***** EXTRACTED MATERIAL
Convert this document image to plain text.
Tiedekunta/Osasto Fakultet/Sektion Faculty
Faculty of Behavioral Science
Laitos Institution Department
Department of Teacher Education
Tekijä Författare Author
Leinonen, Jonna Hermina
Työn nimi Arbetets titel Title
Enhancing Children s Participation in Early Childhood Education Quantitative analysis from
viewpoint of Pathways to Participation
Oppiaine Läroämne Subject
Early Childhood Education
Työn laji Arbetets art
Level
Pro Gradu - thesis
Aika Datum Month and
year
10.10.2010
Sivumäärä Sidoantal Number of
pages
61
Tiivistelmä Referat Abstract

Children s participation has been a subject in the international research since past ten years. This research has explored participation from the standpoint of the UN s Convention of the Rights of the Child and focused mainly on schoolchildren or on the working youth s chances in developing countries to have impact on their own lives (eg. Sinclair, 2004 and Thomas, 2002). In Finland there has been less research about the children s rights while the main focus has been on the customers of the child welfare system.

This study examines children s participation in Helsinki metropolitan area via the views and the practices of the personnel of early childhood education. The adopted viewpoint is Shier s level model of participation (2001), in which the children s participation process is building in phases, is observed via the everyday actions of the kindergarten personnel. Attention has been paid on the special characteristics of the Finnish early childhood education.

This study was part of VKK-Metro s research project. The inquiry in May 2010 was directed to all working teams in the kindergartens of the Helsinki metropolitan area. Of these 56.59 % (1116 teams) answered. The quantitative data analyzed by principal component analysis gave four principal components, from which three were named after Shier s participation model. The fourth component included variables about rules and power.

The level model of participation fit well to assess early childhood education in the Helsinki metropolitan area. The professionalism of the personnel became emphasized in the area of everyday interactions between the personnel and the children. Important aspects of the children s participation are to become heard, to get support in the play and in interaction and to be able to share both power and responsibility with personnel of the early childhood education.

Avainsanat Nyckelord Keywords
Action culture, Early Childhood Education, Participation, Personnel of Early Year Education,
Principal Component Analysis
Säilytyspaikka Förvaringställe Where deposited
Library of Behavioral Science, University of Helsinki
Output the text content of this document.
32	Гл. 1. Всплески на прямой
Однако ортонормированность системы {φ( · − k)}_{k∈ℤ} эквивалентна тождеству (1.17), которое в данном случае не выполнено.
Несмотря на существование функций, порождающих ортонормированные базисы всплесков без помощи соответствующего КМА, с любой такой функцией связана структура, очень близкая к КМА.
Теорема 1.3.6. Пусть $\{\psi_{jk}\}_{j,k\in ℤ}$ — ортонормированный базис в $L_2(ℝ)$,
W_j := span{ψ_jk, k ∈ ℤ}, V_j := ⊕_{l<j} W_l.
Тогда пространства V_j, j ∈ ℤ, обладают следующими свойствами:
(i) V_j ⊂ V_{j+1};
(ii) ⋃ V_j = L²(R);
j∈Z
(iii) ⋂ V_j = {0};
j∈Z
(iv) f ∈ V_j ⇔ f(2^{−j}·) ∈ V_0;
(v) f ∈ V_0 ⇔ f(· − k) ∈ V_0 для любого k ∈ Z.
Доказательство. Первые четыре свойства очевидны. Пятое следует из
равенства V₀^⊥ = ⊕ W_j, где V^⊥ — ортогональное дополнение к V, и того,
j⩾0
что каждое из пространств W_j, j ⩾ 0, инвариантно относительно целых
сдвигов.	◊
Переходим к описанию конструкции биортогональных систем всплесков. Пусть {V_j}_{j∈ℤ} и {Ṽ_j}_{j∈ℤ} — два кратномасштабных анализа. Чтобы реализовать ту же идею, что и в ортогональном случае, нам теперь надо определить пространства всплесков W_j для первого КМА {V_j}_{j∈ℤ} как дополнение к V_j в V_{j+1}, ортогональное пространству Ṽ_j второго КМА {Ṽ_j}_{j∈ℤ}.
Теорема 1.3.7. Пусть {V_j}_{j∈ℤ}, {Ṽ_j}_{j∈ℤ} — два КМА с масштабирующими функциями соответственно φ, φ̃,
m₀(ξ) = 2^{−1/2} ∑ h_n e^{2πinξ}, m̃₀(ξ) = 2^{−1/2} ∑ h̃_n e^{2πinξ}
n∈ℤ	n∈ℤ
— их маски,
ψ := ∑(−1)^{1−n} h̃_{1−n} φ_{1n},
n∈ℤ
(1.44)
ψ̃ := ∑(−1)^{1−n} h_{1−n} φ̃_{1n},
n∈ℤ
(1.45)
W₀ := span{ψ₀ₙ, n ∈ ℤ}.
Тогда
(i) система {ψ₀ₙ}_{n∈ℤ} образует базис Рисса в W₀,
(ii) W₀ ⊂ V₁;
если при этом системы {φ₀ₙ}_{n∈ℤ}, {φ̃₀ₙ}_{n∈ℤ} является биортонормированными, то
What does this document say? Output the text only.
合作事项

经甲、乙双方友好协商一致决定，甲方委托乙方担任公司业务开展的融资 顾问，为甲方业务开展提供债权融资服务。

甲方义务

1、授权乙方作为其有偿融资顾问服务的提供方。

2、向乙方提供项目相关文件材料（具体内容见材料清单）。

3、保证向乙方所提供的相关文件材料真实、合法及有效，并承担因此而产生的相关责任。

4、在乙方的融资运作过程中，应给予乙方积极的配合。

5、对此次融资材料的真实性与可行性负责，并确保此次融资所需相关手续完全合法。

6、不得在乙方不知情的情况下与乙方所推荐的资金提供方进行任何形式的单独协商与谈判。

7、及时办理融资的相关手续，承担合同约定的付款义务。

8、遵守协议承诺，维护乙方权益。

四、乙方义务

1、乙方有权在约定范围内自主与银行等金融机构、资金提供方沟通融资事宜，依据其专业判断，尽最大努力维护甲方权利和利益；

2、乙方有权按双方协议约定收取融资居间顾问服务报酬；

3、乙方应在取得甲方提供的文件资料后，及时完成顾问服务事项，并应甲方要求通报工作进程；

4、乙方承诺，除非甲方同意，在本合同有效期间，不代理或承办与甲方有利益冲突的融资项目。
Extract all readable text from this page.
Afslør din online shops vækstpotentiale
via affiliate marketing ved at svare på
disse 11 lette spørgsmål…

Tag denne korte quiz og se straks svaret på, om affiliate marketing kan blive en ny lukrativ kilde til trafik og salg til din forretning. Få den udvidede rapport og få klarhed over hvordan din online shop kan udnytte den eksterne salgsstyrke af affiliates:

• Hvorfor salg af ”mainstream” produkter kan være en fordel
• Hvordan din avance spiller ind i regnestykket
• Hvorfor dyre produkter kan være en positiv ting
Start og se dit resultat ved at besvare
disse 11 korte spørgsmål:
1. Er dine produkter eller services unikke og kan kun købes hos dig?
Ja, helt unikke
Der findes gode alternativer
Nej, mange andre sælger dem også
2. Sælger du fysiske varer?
**********
Write out the data again, exactly and in full.

Convert this document image to plain text.
Tiedekunta/Osasto Fakultet/Sektion Faculty
Faculty of Behavioral Science
Laitos Institution Department
Department of Teacher Education
Tekijä Författare Author
Leinonen, Jonna Hermina
Työn nimi Arbetets titel Title
Enhancing Children s Participation in Early Childhood Education Quantitative analysis from
viewpoint of Pathways to Participation
Oppiaine Läroämne Subject
Early Childhood Education
Työn laji Arbetets art
Level
Pro Gradu - thesis
Aika Datum Month and
year
10.10.2010
Sivumäärä Sidoantal Number of
pages
61
Tiivistelmä Referat Abstract

Children s participation has been a subject in the international research since past ten years. This research has explored participation from the standpoint of the UN s Convention of the Rights of the Child and focused mainly on schoolchildren or on the working youth s chances in developing countries to have impact on their own lives (eg. Sinclair, 2004 and Thomas, 2002). In Finland there has been less research about the children s rights while the main focus has been on the customers of the child welfare system.

This study examines children s participation in Helsinki metropolitan area via the views and the practices of the personnel of early childhood education. The adopted viewpoint is Shier s level model of participation (2001), in which the children s participation process is building in phases, is observed via the everyday actions of the kindergarten personnel. Attention has been paid on the special characteristics of the Finnish early childhood education.

This study was part of VKK-Metro s research project. The inquiry in May 2010 was directed to all working teams in the kindergartens of the Helsinki metropolitan area. Of these 56.59 % (1116 teams) answered. The quantitative data analyzed by principal component analysis gave four principal components, from which three were named after Shier s participation model. The fourth component included variables about rules and power.

The level model of participation fit well to assess early childhood education in the Helsinki metropolitan area. The professionalism of the personnel became emphasized in the area of everyday interactions between the personnel and the children. Important aspects of the children s participation are to become heard, to get support in the play and in interaction and to be able to share both power and responsibility with personnel of the early childhood education.

Avainsanat Nyckelord Keywords
Action culture, Early Childhood Education, Participation, Personnel of Early Year Education,
Principal Component Analysis
Säilytyspaikka Förvaringställe Where deposited
Library of Behavioral Science, University of Helsinki
Output the text content of this document.
32	Гл. 1. Всплески на прямой
Однако ортонормированность системы {φ( · − k)}_{k∈ℤ} эквивалентна тождеству (1.17), которое в данном случае не выполнено.
Несмотря на существование функций, порождающих ортонормированные базисы всплесков без помощи соответствующего КМА, с любой такой функцией связана структура, очень близкая к КМА.
Теорема 1.3.6. Пусть $\{\psi_{jk}\}_{j,k\in ℤ}$ — ортонормированный базис в $L_2(ℝ)$,
W_j := span{ψ_jk, k ∈ ℤ}, V_j := ⊕_{l<j} W_l.
Тогда пространства V_j, j ∈ ℤ, обладают следующими свойствами:
(i) V_j ⊂ V_{j+1};
(ii) ⋃ V_j = L²(R);
j∈Z
(iii) ⋂ V_j = {0};
j∈Z
(iv) f ∈ V_j ⇔ f(2^{−j}·) ∈ V_0;
(v) f ∈ V_0 ⇔ f(· − k) ∈ V_0 для любого k ∈ Z.
Доказательство. Первые четыре свойства очевидны. Пятое следует из
равенства V₀^⊥ = ⊕ W_j, где V^⊥ — ортогональное дополнение к V, и того,
j⩾0
что каждое из пространств W_j, j ⩾ 0, инвариантно относительно целых
сдвигов.	◊
Переходим к описанию конструкции биортогональных систем всплесков. Пусть {V_j}_{j∈ℤ} и {Ṽ_j}_{j∈ℤ} — два кратномасштабных анализа. Чтобы реализовать ту же идею, что и в ортогональном случае, нам теперь надо определить пространства всплесков W_j для первого КМА {V_j}_{j∈ℤ} как дополнение к V_j в V_{j+1}, ортогональное пространству Ṽ_j второго КМА {Ṽ_j}_{j∈ℤ}.
Теорема 1.3.7. Пусть {V_j}_{j∈ℤ}, {Ṽ_j}_{j∈ℤ} — два КМА с масштабирующими функциями соответственно φ, φ̃,
m₀(ξ) = 2^{−1/2} ∑ h_n e^{2πinξ}, m̃₀(ξ) = 2^{−1/2} ∑ h̃_n e^{2πinξ}
n∈ℤ	n∈ℤ
— их маски,
ψ := ∑(−1)^{1−n} h̃_{1−n} φ_{1n},
n∈ℤ
(1.44)
ψ̃ := ∑(−1)^{1−n} h_{1−n} φ̃_{1n},
n∈ℤ
(1.45)
W₀ := span{ψ₀ₙ, n ∈ ℤ}.
Тогда
(i) система {ψ₀ₙ}_{n∈ℤ} образует базис Рисса в W₀,
(ii) W₀ ⊂ V₁;
если при этом системы {φ₀ₙ}_{n∈ℤ}, {φ̃₀ₙ}_{n∈ℤ} является биортонормированными, то
What does this document say? Output the text only.
合作事项

经甲、乙双方友好协商一致决定，甲方委托乙方担任公司业务开展的融资 顾问，为甲方业务开展提供债权融资服务。

甲方义务

1、授权乙方作为其有偿融资顾问服务的提供方。

2、向乙方提供项目相关文件材料（具体内容见材料清单）。

3、保证向乙方所提供的相关文件材料真实、合法及有效，并承担因此而产生的相关责任。

4、在乙方的融资运作过程中，应给予乙方积极的配合。

5、对此次融资材料的真实性与可行性负责，并确保此次融资所需相关手续完全合法。

6、不得在乙方不知情的情况下与乙方所推荐的资金提供方进行任何形式的单独协商与谈判。

7、及时办理融资的相关手续，承担合同约定的付款义务。

8、遵守协议承诺，维护乙方权益。

四、乙方义务

1、乙方有权在约定范围内自主与银行等金融机构、资金提供方沟通融资事宜，依据其专业判断，尽最大努力维护甲方权利和利益；

2、乙方有权按双方协议约定收取融资居间顾问服务报酬；

3、乙方应在取得甲方提供的文件资料后，及时完成顾问服务事项，并应甲方要求通报工作进程；

4、乙方承诺，除非甲方同意，在本合同有效期间，不代理或承办与甲方有利益冲突的融资项目。
Extract all readable text from this page.
Afslør din online shops vækstpotentiale
via affiliate marketing ved at svare på
disse 11 lette spørgsmål…

Tag denne korte quiz og se straks svaret på, om affiliate marketing kan blive en ny lukrativ kilde til trafik og salg til din forretning. Få den udvidede rapport og få klarhed over hvordan din online shop kan udnytte den eksterne salgsstyrke af affiliates:

• Hvorfor salg af ”mainstream” produkter kan være en fordel
• Hvordan din avance spiller ind i regnestykket
• Hvorfor dyre produkter kan være en positiv ting
Start og se dit resultat ved at besvare
disse 11 korte spørgsmål:
1. Er dine produkter eller services unikke og kan kun købes hos dig?
Ja, helt unikke
Der findes gode alternativer
Nej, mange andre sælger dem også
2. Sælger du fysiske varer?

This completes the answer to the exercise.